* start Extracted material *
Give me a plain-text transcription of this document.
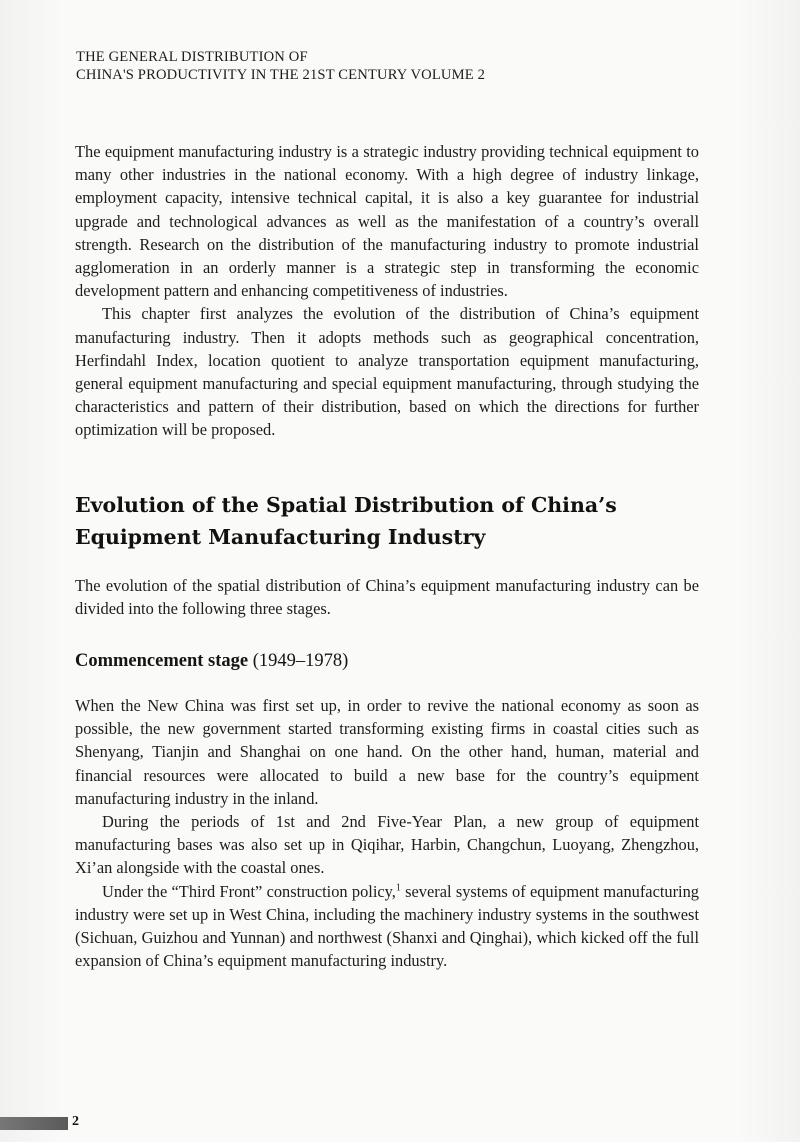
THE GENERAL DISTRIBUTION OF
CHINA'S PRODUCTIVITY IN THE 21ST CENTURY VOLUME 2

The equipment manufacturing industry is a strategic industry providing technical equipment to many other industries in the national economy. With a high degree of industry linkage, employment capacity, intensive technical capital, it is also a key guarantee for industrial upgrade and technological advances as well as the manifestation of a country’s overall strength. Research on the distribution of the manufacturing industry to promote industrial agglomeration in an orderly manner is a strategic step in transforming the economic development pattern and enhancing competitiveness of industries.

This chapter first analyzes the evolution of the distribution of China’s equipment manufacturing industry. Then it adopts methods such as geographical concentration, Herfindahl Index, location quotient to analyze transportation equipment manufacturing, general equipment manufacturing and special equipment manufacturing, through studying the characteristics and pattern of their distribution, based on which the directions for further optimization will be proposed.

Evolution of the Spatial Distribution of China’s Equipment Manufacturing Industry

The evolution of the spatial distribution of China’s equipment manufacturing industry can be divided into the following three stages.

Commencement stage (1949–1978)

When the New China was first set up, in order to revive the national economy as soon as possible, the new government started transforming existing firms in coastal cities such as Shenyang, Tianjin and Shanghai on one hand. On the other hand, human, material and financial resources were allocated to build a new base for the country’s equipment manufacturing industry in the inland.

During the periods of 1st and 2nd Five-Year Plan, a new group of equipment manufacturing bases was also set up in Qiqihar, Harbin, Changchun, Luoyang, Zhengzhou, Xi’an alongside with the coastal ones.

Under the “Third Front” construction policy,$^1$ several systems of equipment manufacturing industry were set up in West China, including the machinery industry systems in the southwest (Sichuan, Guizhou and Yunnan) and northwest (Shanxi and Qinghai), which kicked off the full expansion of China’s equipment manufacturing industry.

2
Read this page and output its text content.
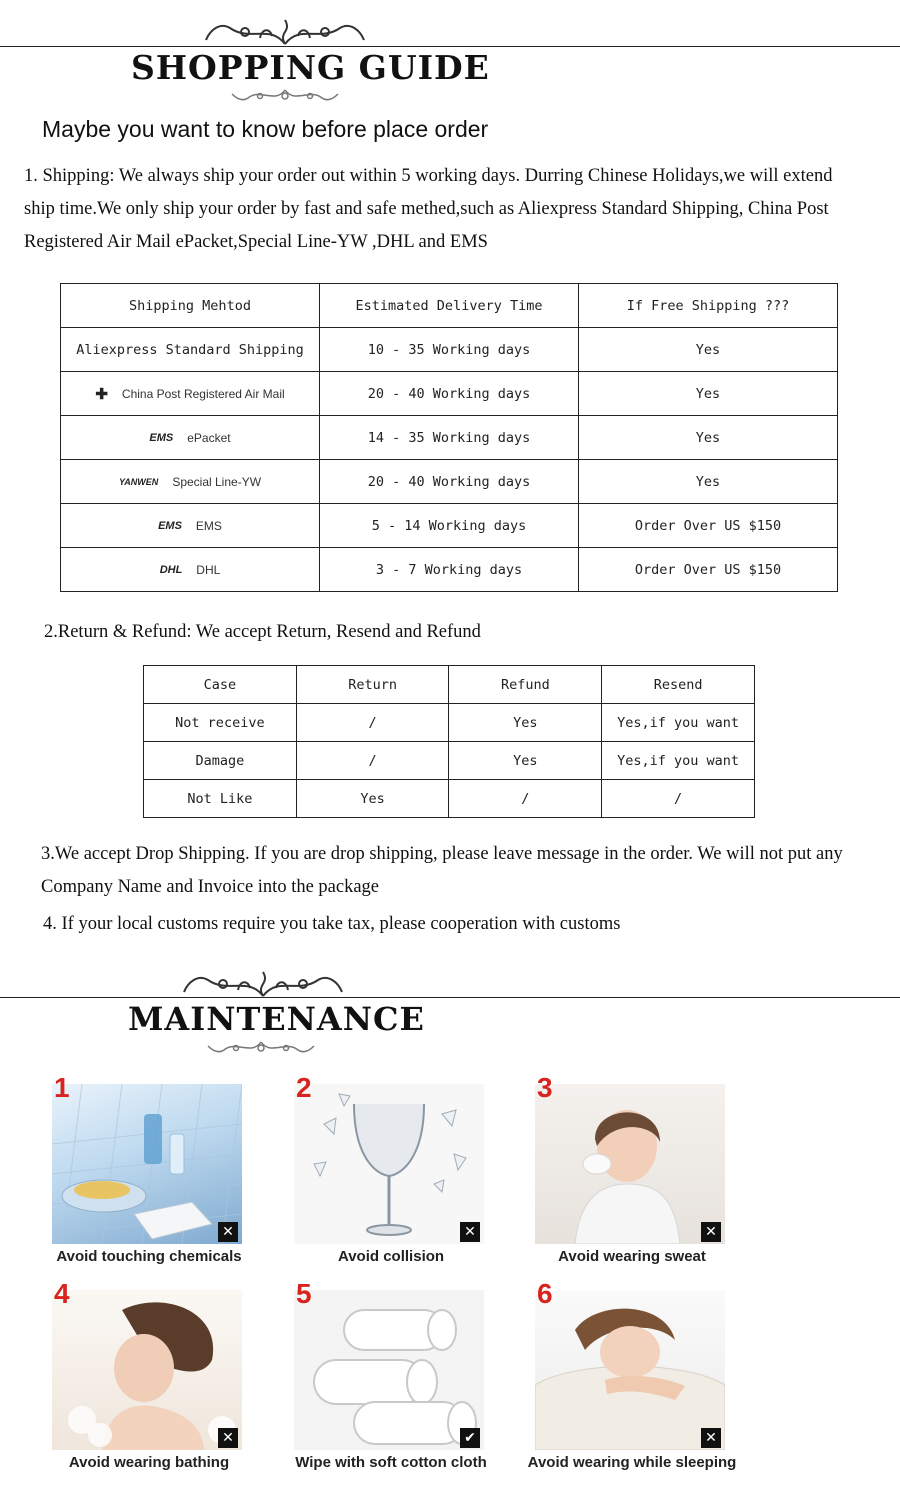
SHOPPING GUIDE
Maybe you want to know before place order
1. Shipping: We always ship your order out within 5 working days. Durring Chinese Holidays,we will extend ship time.We only ship your order by fast and safe methed,such as Aliexpress Standard Shipping, China Post Registered Air Mail ePacket,Special Line-YW ,DHL and EMS
Shipping Mehtod	Estimated Delivery Time	If Free Shipping ???
Aliexpress Standard Shipping	10 - 35 Working days	Yes
✚ China Post Registered Air Mail	20 - 40 Working days	Yes
EMS ePacket	14 - 35 Working days	Yes
YANWEN Special Line-YW	20 - 40 Working days	Yes
EMS EMS	5 - 14 Working days	Order Over US $150
DHL DHL	3 - 7 Working days	Order Over US $150
2.Return & Refund: We accept Return, Resend and Refund
Case	Return	Refund	Resend
Not receive	/	Yes	Yes,if you want
Damage	/	Yes	Yes,if you want
Not Like	Yes	/	/
3.We accept Drop Shipping. If you are drop shipping, please leave message in the order. We will not put any Company Name and Invoice into the package
4. If your local customs require you take tax, please cooperation with customs
MAINTENANCE
1
✕
Avoid touching chemicals
2
✕
Avoid collision
3
✕
Avoid wearing sweat
4
✕
Avoid wearing bathing
5
✔
Wipe with soft cotton cloth
6
✕
Avoid wearing while sleeping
* end Extracted material *
* Challenge: Copy the data word for word. Pictures do not go in the copy.

* Complete response:
Give me a plain-text transcription of this document.
THE GENERAL DISTRIBUTION OF
CHINA'S PRODUCTIVITY IN THE 21ST CENTURY VOLUME 2

The equipment manufacturing industry is a strategic industry providing technical equipment to many other industries in the national economy. With a high degree of industry linkage, employment capacity, intensive technical capital, it is also a key guarantee for industrial upgrade and technological advances as well as the manifestation of a country’s overall strength. Research on the distribution of the manufacturing industry to promote industrial agglomeration in an orderly manner is a strategic step in transforming the economic development pattern and enhancing competitiveness of industries.

This chapter first analyzes the evolution of the distribution of China’s equipment manufacturing industry. Then it adopts methods such as geographical concentration, Herfindahl Index, location quotient to analyze transportation equipment manufacturing, general equipment manufacturing and special equipment manufacturing, through studying the characteristics and pattern of their distribution, based on which the directions for further optimization will be proposed.

Evolution of the Spatial Distribution of China’s Equipment Manufacturing Industry

The evolution of the spatial distribution of China’s equipment manufacturing industry can be divided into the following three stages.

Commencement stage (1949–1978)

When the New China was first set up, in order to revive the national economy as soon as possible, the new government started transforming existing firms in coastal cities such as Shenyang, Tianjin and Shanghai on one hand. On the other hand, human, material and financial resources were allocated to build a new base for the country’s equipment manufacturing industry in the inland.

During the periods of 1st and 2nd Five-Year Plan, a new group of equipment manufacturing bases was also set up in Qiqihar, Harbin, Changchun, Luoyang, Zhengzhou, Xi’an alongside with the coastal ones.

Under the “Third Front” construction policy,$^1$ several systems of equipment manufacturing industry were set up in West China, including the machinery industry systems in the southwest (Sichuan, Guizhou and Yunnan) and northwest (Shanxi and Qinghai), which kicked off the full expansion of China’s equipment manufacturing industry.

2
Read this page and output its text content.
SHOPPING GUIDE
Maybe you want to know before place order
1. Shipping: We always ship your order out within 5 working days. Durring Chinese Holidays,we will extend ship time.We only ship your order by fast and safe methed,such as Aliexpress Standard Shipping, China Post Registered Air Mail ePacket,Special Line-YW ,DHL and EMS
Shipping Mehtod	Estimated Delivery Time	If Free Shipping ???
Aliexpress Standard Shipping	10 - 35 Working days	Yes
✚ China Post Registered Air Mail	20 - 40 Working days	Yes
EMS ePacket	14 - 35 Working days	Yes
YANWEN Special Line-YW	20 - 40 Working days	Yes
EMS EMS	5 - 14 Working days	Order Over US $150
DHL DHL	3 - 7 Working days	Order Over US $150
2.Return & Refund: We accept Return, Resend and Refund
Case	Return	Refund	Resend
Not receive	/	Yes	Yes,if you want
Damage	/	Yes	Yes,if you want
Not Like	Yes	/	/
3.We accept Drop Shipping. If you are drop shipping, please leave message in the order. We will not put any Company Name and Invoice into the package
4. If your local customs require you take tax, please cooperation with customs
MAINTENANCE
1
✕
Avoid touching chemicals
2
✕
Avoid collision
3
✕
Avoid wearing sweat
4
✕
Avoid wearing bathing
5
✔
Wipe with soft cotton cloth
6
✕
Avoid wearing while sleeping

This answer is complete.